EXERCISE DESCRIPTION: Would it be possible to write out each entry below exactly, without the pictures?

Stored records:
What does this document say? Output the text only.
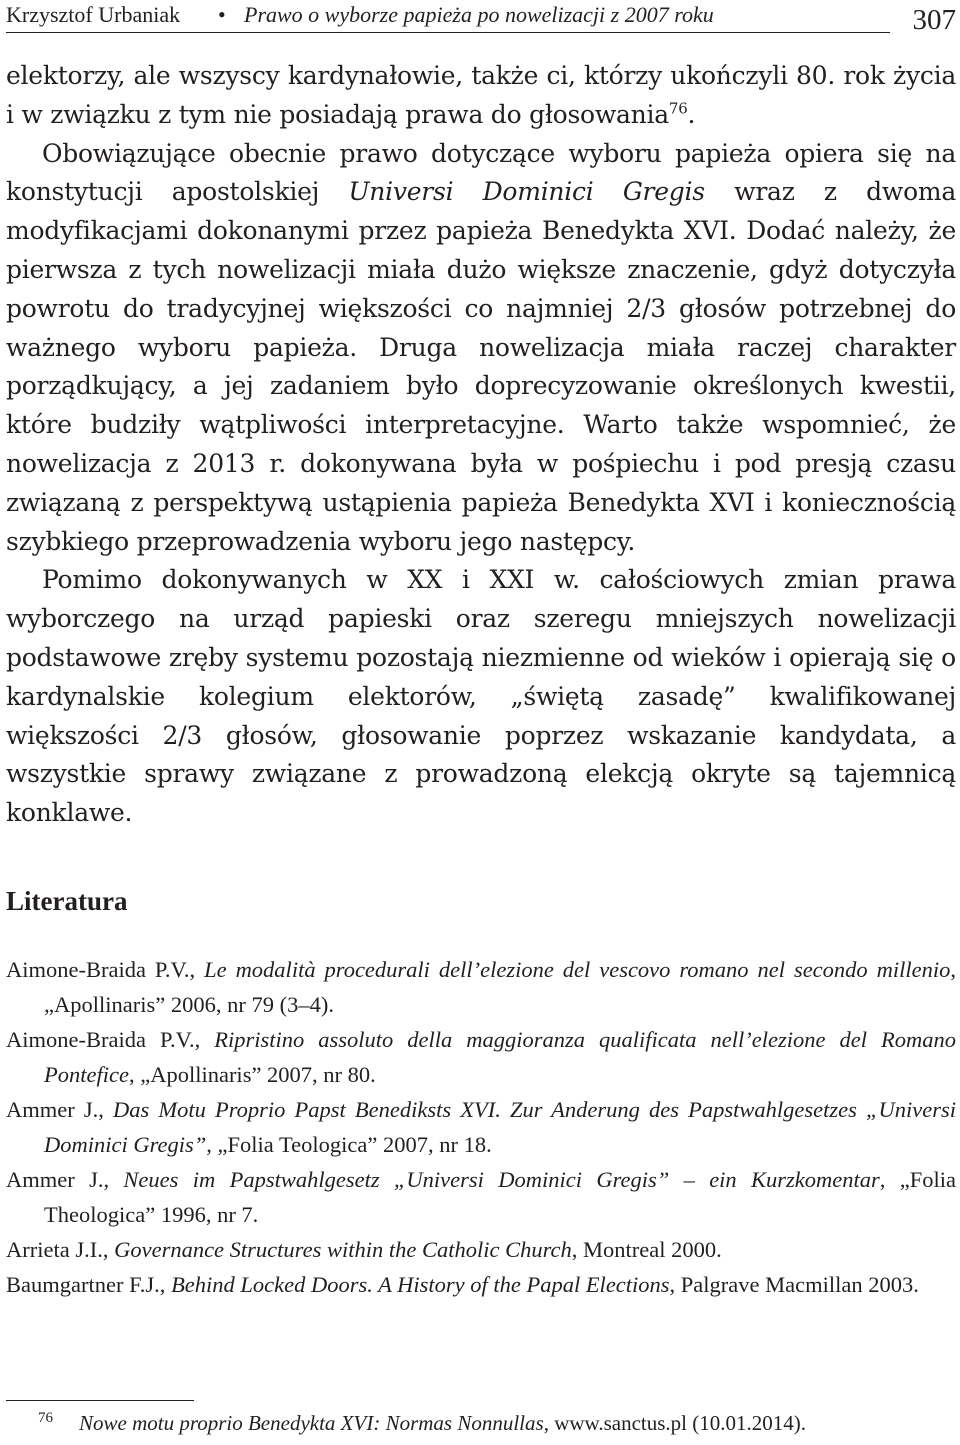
Krzysztof Urbaniak • Prawo o wyborze papieża po nowelizacji z 2007 roku	307

elektorzy, ale wszyscy kardynałowie, także ci, którzy ukończyli 80. rok życia i w związku z tym nie posiadają prawa do głosowania$^{76}$.

Obowiązujące obecnie prawo dotyczące wyboru papieża opiera się na konstytucji apostolskiej Universi Dominici Gregis wraz z dwoma modyfikacjami dokonanymi przez papieża Benedykta XVI. Dodać należy, że pierwsza z tych nowelizacji miała dużo większe znaczenie, gdyż dotyczyła powrotu do tradycyjnej większości co najmniej 2/3 głosów potrzebnej do ważnego wyboru papieża. Druga nowelizacja miała raczej charakter porządkujący, a jej zadaniem było doprecyzowanie określonych kwestii, które budziły wątpliwości interpretacyjne. Warto także wspomnieć, że nowelizacja z 2013 r. dokonywana była w pośpiechu i pod presją czasu związaną z perspektywą ustąpienia papieża Benedykta XVI i koniecznością szybkiego przeprowadzenia wyboru jego następcy.

Pomimo dokonywanych w XX i XXI w. całościowych zmian prawa wyborczego na urząd papieski oraz szeregu mniejszych nowelizacji podstawowe zręby systemu pozostają niezmienne od wieków i opierają się o kardynalskie kolegium elektorów, „świętą zasadę” kwalifikowanej większości 2/3 głosów, głosowanie poprzez wskazanie kandydata, a wszystkie sprawy związane z prowadzoną elekcją okryte są tajemnicą konklawe.

Literatura

Aimone-Braida P.V., Le modalità procedurali dell’elezione del vescovo romano nel secondo millenio, „Apollinaris” 2006, nr 79 (3–4).

Aimone-Braida P.V., Ripristino assoluto della maggioranza qualificata nell’elezione del Romano Pontefice, „Apollinaris” 2007, nr 80.

Ammer J., Das Motu Proprio Papst Benediksts XVI. Zur Anderung des Papstwahlgesetzes „Universi Dominici Gregis”, „Folia Teologica” 2007, nr 18.

Ammer J., Neues im Papstwahlgesetz „Universi Dominici Gregis” – ein Kurzkomentar, „Folia Theologica” 1996, nr 7.

Arrieta J.I., Governance Structures within the Catholic Church, Montreal 2000.

Baumgartner F.J., Behind Locked Doors. A History of the Papal Elections, Palgrave Macmillan 2003.

$^{76}$ Nowe motu proprio Benedykta XVI: Normas Nonnullas, www.sanctus.pl (10.01.2014).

ANSWER FOR THE TASK:
What does this document say? Output the text only.
Krzysztof Urbaniak • Prawo o wyborze papieża po nowelizacji z 2007 roku	307

elektorzy, ale wszyscy kardynałowie, także ci, którzy ukończyli 80. rok życia i w związku z tym nie posiadają prawa do głosowania$^{76}$.

Obowiązujące obecnie prawo dotyczące wyboru papieża opiera się na konstytucji apostolskiej Universi Dominici Gregis wraz z dwoma modyfikacjami dokonanymi przez papieża Benedykta XVI. Dodać należy, że pierwsza z tych nowelizacji miała dużo większe znaczenie, gdyż dotyczyła powrotu do tradycyjnej większości co najmniej 2/3 głosów potrzebnej do ważnego wyboru papieża. Druga nowelizacja miała raczej charakter porządkujący, a jej zadaniem było doprecyzowanie określonych kwestii, które budziły wątpliwości interpretacyjne. Warto także wspomnieć, że nowelizacja z 2013 r. dokonywana była w pośpiechu i pod presją czasu związaną z perspektywą ustąpienia papieża Benedykta XVI i koniecznością szybkiego przeprowadzenia wyboru jego następcy.

Pomimo dokonywanych w XX i XXI w. całościowych zmian prawa wyborczego na urząd papieski oraz szeregu mniejszych nowelizacji podstawowe zręby systemu pozostają niezmienne od wieków i opierają się o kardynalskie kolegium elektorów, „świętą zasadę” kwalifikowanej większości 2/3 głosów, głosowanie poprzez wskazanie kandydata, a wszystkie sprawy związane z prowadzoną elekcją okryte są tajemnicą konklawe.

Literatura

Aimone-Braida P.V., Le modalità procedurali dell’elezione del vescovo romano nel secondo millenio, „Apollinaris” 2006, nr 79 (3–4).

Aimone-Braida P.V., Ripristino assoluto della maggioranza qualificata nell’elezione del Romano Pontefice, „Apollinaris” 2007, nr 80.

Ammer J., Das Motu Proprio Papst Benediksts XVI. Zur Anderung des Papstwahlgesetzes „Universi Dominici Gregis”, „Folia Teologica” 2007, nr 18.

Ammer J., Neues im Papstwahlgesetz „Universi Dominici Gregis” – ein Kurzkomentar, „Folia Theologica” 1996, nr 7.

Arrieta J.I., Governance Structures within the Catholic Church, Montreal 2000.

Baumgartner F.J., Behind Locked Doors. A History of the Papal Elections, Palgrave Macmillan 2003.

$^{76}$ Nowe motu proprio Benedykta XVI: Normas Nonnullas, www.sanctus.pl (10.01.2014).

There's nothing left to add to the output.